* EXERCISE REQUIREMENTS:
Copy out every record below with complete accuracy.
* Start MATERIAL *
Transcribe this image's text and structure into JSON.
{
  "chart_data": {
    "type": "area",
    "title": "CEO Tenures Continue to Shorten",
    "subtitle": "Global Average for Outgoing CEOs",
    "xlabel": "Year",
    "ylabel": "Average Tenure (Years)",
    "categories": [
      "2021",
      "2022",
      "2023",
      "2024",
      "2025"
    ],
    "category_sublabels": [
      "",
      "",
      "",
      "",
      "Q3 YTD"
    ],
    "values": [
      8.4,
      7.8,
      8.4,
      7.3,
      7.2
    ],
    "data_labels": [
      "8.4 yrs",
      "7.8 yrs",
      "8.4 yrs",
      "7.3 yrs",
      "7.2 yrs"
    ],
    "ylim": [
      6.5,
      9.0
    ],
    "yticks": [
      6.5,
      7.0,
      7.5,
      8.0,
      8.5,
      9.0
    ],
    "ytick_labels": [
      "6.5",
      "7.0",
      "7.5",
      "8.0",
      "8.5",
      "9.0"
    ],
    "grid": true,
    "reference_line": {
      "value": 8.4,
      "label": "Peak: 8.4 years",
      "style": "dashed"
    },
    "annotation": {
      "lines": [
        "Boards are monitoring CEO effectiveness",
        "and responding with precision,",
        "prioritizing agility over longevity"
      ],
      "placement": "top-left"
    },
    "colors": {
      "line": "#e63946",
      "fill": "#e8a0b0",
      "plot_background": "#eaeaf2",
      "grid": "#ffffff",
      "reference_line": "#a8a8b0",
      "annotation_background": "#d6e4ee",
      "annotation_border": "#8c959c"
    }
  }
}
* End MATERIAL *
* WRITTEN RESPONSE:
Transcribe this image's text and structure into JSON.
{
  "chart_data": {
    "type": "area",
    "title": "CEO Tenures Continue to Shorten",
    "subtitle": "Global Average for Outgoing CEOs",
    "xlabel": "Year",
    "ylabel": "Average Tenure (Years)",
    "categories": [
      "2021",
      "2022",
      "2023",
      "2024",
      "2025"
    ],
    "category_sublabels": [
      "",
      "",
      "",
      "",
      "Q3 YTD"
    ],
    "values": [
      8.4,
      7.8,
      8.4,
      7.3,
      7.2
    ],
    "data_labels": [
      "8.4 yrs",
      "7.8 yrs",
      "8.4 yrs",
      "7.3 yrs",
      "7.2 yrs"
    ],
    "ylim": [
      6.5,
      9.0
    ],
    "yticks": [
      6.5,
      7.0,
      7.5,
      8.0,
      8.5,
      9.0
    ],
    "ytick_labels": [
      "6.5",
      "7.0",
      "7.5",
      "8.0",
      "8.5",
      "9.0"
    ],
    "grid": true,
    "reference_line": {
      "value": 8.4,
      "label": "Peak: 8.4 years",
      "style": "dashed"
    },
    "annotation": {
      "lines": [
        "Boards are monitoring CEO effectiveness",
        "and responding with precision,",
        "prioritizing agility over longevity"
      ],
      "placement": "top-left"
    },
    "colors": {
      "line": "#e63946",
      "fill": "#e8a0b0",
      "plot_background": "#eaeaf2",
      "grid": "#ffffff",
      "reference_line": "#a8a8b0",
      "annotation_background": "#d6e4ee",
      "annotation_border": "#8c959c"
    }
  }
}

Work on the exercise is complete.